# RECORDS FOR THE EXERCISE:

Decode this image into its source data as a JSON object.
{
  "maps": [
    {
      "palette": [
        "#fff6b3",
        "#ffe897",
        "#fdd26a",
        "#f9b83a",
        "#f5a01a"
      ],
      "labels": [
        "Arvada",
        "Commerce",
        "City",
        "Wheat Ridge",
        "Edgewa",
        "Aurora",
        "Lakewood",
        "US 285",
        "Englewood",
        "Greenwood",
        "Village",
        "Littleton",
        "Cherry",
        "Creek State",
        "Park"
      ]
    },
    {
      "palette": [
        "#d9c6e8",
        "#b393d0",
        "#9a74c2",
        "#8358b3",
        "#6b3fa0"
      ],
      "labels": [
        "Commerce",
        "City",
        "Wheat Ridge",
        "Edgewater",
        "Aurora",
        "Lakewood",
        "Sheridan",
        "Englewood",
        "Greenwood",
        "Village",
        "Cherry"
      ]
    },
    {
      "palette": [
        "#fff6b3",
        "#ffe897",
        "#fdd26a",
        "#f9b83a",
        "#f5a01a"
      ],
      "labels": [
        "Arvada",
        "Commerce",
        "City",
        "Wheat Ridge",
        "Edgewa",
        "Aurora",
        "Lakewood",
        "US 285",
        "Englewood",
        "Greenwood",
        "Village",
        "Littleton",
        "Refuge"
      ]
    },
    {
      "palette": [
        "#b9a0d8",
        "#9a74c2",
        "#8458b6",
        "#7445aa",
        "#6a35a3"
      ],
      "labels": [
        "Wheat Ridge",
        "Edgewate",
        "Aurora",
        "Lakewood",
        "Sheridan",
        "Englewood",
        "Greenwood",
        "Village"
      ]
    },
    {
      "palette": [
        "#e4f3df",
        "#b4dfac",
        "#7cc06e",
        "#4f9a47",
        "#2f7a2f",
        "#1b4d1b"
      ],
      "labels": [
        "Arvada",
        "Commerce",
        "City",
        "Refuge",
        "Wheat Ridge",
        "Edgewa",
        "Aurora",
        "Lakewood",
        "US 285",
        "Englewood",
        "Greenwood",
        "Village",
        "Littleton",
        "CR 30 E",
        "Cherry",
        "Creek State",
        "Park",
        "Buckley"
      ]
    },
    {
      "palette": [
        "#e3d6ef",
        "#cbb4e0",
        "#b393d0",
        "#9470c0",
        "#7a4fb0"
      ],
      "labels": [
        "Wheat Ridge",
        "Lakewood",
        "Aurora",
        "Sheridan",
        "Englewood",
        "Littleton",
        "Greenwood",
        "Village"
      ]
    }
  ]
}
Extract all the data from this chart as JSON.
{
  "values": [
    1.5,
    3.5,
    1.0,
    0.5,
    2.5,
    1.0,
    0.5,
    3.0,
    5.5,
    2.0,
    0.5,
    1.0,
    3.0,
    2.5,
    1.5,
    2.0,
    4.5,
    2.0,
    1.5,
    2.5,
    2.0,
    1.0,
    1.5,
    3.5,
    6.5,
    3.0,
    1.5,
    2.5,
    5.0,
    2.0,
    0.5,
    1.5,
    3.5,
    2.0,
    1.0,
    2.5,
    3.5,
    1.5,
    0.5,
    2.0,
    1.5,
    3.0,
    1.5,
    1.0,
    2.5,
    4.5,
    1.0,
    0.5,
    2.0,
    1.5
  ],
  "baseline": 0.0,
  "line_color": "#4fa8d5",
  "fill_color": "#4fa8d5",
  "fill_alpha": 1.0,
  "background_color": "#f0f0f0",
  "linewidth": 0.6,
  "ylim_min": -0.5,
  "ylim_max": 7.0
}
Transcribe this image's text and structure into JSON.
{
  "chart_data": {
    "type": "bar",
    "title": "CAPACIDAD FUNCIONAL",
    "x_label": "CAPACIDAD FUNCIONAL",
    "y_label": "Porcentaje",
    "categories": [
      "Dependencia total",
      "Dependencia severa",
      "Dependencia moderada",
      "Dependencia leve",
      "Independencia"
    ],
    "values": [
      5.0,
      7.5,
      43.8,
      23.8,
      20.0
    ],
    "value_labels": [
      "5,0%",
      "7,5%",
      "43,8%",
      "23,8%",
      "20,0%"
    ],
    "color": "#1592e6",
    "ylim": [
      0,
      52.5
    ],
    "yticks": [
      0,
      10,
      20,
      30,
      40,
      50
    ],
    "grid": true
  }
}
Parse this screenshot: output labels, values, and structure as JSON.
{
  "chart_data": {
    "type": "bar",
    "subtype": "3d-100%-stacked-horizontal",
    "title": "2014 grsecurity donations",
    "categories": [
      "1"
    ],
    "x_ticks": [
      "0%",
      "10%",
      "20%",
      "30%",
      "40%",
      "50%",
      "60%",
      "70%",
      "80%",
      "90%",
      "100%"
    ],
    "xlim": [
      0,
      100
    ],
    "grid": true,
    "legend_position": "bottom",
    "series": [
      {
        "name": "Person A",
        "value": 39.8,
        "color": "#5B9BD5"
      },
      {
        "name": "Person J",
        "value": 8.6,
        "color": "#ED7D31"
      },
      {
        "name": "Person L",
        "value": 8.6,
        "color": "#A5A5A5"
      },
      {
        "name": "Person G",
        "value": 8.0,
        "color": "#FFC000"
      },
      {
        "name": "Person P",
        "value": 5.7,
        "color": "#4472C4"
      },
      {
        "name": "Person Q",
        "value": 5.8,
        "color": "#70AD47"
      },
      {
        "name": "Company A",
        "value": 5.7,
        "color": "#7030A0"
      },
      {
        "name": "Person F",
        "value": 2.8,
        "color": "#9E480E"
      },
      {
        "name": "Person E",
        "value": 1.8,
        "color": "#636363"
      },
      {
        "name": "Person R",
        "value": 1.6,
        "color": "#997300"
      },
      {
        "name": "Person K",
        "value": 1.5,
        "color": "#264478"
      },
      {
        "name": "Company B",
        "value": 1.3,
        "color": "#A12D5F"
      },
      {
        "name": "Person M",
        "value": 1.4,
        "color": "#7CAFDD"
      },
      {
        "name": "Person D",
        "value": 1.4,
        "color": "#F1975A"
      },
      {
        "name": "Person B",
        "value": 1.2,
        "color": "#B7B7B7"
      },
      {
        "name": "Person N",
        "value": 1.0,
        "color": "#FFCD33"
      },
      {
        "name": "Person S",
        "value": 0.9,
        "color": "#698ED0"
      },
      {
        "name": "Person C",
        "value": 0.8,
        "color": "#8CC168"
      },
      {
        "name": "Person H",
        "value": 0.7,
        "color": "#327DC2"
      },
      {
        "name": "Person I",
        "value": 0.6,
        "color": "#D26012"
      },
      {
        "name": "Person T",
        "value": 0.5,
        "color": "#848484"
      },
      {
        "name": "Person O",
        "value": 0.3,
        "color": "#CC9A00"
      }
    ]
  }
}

# INSTRUCTION:
Transcribe all of the entries without altering anything.

# SOLUTION FOR THIS TASK:
Decode this image into its source data as a JSON object.
{
  "maps": [
    {
      "palette": [
        "#fff6b3",
        "#ffe897",
        "#fdd26a",
        "#f9b83a",
        "#f5a01a"
      ],
      "labels": [
        "Arvada",
        "Commerce",
        "City",
        "Wheat Ridge",
        "Edgewa",
        "Aurora",
        "Lakewood",
        "US 285",
        "Englewood",
        "Greenwood",
        "Village",
        "Littleton",
        "Cherry",
        "Creek State",
        "Park"
      ]
    },
    {
      "palette": [
        "#d9c6e8",
        "#b393d0",
        "#9a74c2",
        "#8358b3",
        "#6b3fa0"
      ],
      "labels": [
        "Commerce",
        "City",
        "Wheat Ridge",
        "Edgewater",
        "Aurora",
        "Lakewood",
        "Sheridan",
        "Englewood",
        "Greenwood",
        "Village",
        "Cherry"
      ]
    },
    {
      "palette": [
        "#fff6b3",
        "#ffe897",
        "#fdd26a",
        "#f9b83a",
        "#f5a01a"
      ],
      "labels": [
        "Arvada",
        "Commerce",
        "City",
        "Wheat Ridge",
        "Edgewa",
        "Aurora",
        "Lakewood",
        "US 285",
        "Englewood",
        "Greenwood",
        "Village",
        "Littleton",
        "Refuge"
      ]
    },
    {
      "palette": [
        "#b9a0d8",
        "#9a74c2",
        "#8458b6",
        "#7445aa",
        "#6a35a3"
      ],
      "labels": [
        "Wheat Ridge",
        "Edgewate",
        "Aurora",
        "Lakewood",
        "Sheridan",
        "Englewood",
        "Greenwood",
        "Village"
      ]
    },
    {
      "palette": [
        "#e4f3df",
        "#b4dfac",
        "#7cc06e",
        "#4f9a47",
        "#2f7a2f",
        "#1b4d1b"
      ],
      "labels": [
        "Arvada",
        "Commerce",
        "City",
        "Refuge",
        "Wheat Ridge",
        "Edgewa",
        "Aurora",
        "Lakewood",
        "US 285",
        "Englewood",
        "Greenwood",
        "Village",
        "Littleton",
        "CR 30 E",
        "Cherry",
        "Creek State",
        "Park",
        "Buckley"
      ]
    },
    {
      "palette": [
        "#e3d6ef",
        "#cbb4e0",
        "#b393d0",
        "#9470c0",
        "#7a4fb0"
      ],
      "labels": [
        "Wheat Ridge",
        "Lakewood",
        "Aurora",
        "Sheridan",
        "Englewood",
        "Littleton",
        "Greenwood",
        "Village"
      ]
    }
  ]
}
Extract all the data from this chart as JSON.
{
  "values": [
    1.5,
    3.5,
    1.0,
    0.5,
    2.5,
    1.0,
    0.5,
    3.0,
    5.5,
    2.0,
    0.5,
    1.0,
    3.0,
    2.5,
    1.5,
    2.0,
    4.5,
    2.0,
    1.5,
    2.5,
    2.0,
    1.0,
    1.5,
    3.5,
    6.5,
    3.0,
    1.5,
    2.5,
    5.0,
    2.0,
    0.5,
    1.5,
    3.5,
    2.0,
    1.0,
    2.5,
    3.5,
    1.5,
    0.5,
    2.0,
    1.5,
    3.0,
    1.5,
    1.0,
    2.5,
    4.5,
    1.0,
    0.5,
    2.0,
    1.5
  ],
  "baseline": 0.0,
  "line_color": "#4fa8d5",
  "fill_color": "#4fa8d5",
  "fill_alpha": 1.0,
  "background_color": "#f0f0f0",
  "linewidth": 0.6,
  "ylim_min": -0.5,
  "ylim_max": 7.0
}
Transcribe this image's text and structure into JSON.
{
  "chart_data": {
    "type": "bar",
    "title": "CAPACIDAD FUNCIONAL",
    "x_label": "CAPACIDAD FUNCIONAL",
    "y_label": "Porcentaje",
    "categories": [
      "Dependencia total",
      "Dependencia severa",
      "Dependencia moderada",
      "Dependencia leve",
      "Independencia"
    ],
    "values": [
      5.0,
      7.5,
      43.8,
      23.8,
      20.0
    ],
    "value_labels": [
      "5,0%",
      "7,5%",
      "43,8%",
      "23,8%",
      "20,0%"
    ],
    "color": "#1592e6",
    "ylim": [
      0,
      52.5
    ],
    "yticks": [
      0,
      10,
      20,
      30,
      40,
      50
    ],
    "grid": true
  }
}
Parse this screenshot: output labels, values, and structure as JSON.
{
  "chart_data": {
    "type": "bar",
    "subtype": "3d-100%-stacked-horizontal",
    "title": "2014 grsecurity donations",
    "categories": [
      "1"
    ],
    "x_ticks": [
      "0%",
      "10%",
      "20%",
      "30%",
      "40%",
      "50%",
      "60%",
      "70%",
      "80%",
      "90%",
      "100%"
    ],
    "xlim": [
      0,
      100
    ],
    "grid": true,
    "legend_position": "bottom",
    "series": [
      {
        "name": "Person A",
        "value": 39.8,
        "color": "#5B9BD5"
      },
      {
        "name": "Person J",
        "value": 8.6,
        "color": "#ED7D31"
      },
      {
        "name": "Person L",
        "value": 8.6,
        "color": "#A5A5A5"
      },
      {
        "name": "Person G",
        "value": 8.0,
        "color": "#FFC000"
      },
      {
        "name": "Person P",
        "value": 5.7,
        "color": "#4472C4"
      },
      {
        "name": "Person Q",
        "value": 5.8,
        "color": "#70AD47"
      },
      {
        "name": "Company A",
        "value": 5.7,
        "color": "#7030A0"
      },
      {
        "name": "Person F",
        "value": 2.8,
        "color": "#9E480E"
      },
      {
        "name": "Person E",
        "value": 1.8,
        "color": "#636363"
      },
      {
        "name": "Person R",
        "value": 1.6,
        "color": "#997300"
      },
      {
        "name": "Person K",
        "value": 1.5,
        "color": "#264478"
      },
      {
        "name": "Company B",
        "value": 1.3,
        "color": "#A12D5F"
      },
      {
        "name": "Person M",
        "value": 1.4,
        "color": "#7CAFDD"
      },
      {
        "name": "Person D",
        "value": 1.4,
        "color": "#F1975A"
      },
      {
        "name": "Person B",
        "value": 1.2,
        "color": "#B7B7B7"
      },
      {
        "name": "Person N",
        "value": 1.0,
        "color": "#FFCD33"
      },
      {
        "name": "Person S",
        "value": 0.9,
        "color": "#698ED0"
      },
      {
        "name": "Person C",
        "value": 0.8,
        "color": "#8CC168"
      },
      {
        "name": "Person H",
        "value": 0.7,
        "color": "#327DC2"
      },
      {
        "name": "Person I",
        "value": 0.6,
        "color": "#D26012"
      },
      {
        "name": "Person T",
        "value": 0.5,
        "color": "#848484"
      },
      {
        "name": "Person O",
        "value": 0.3,
        "color": "#CC9A00"
      }
    ]
  }
}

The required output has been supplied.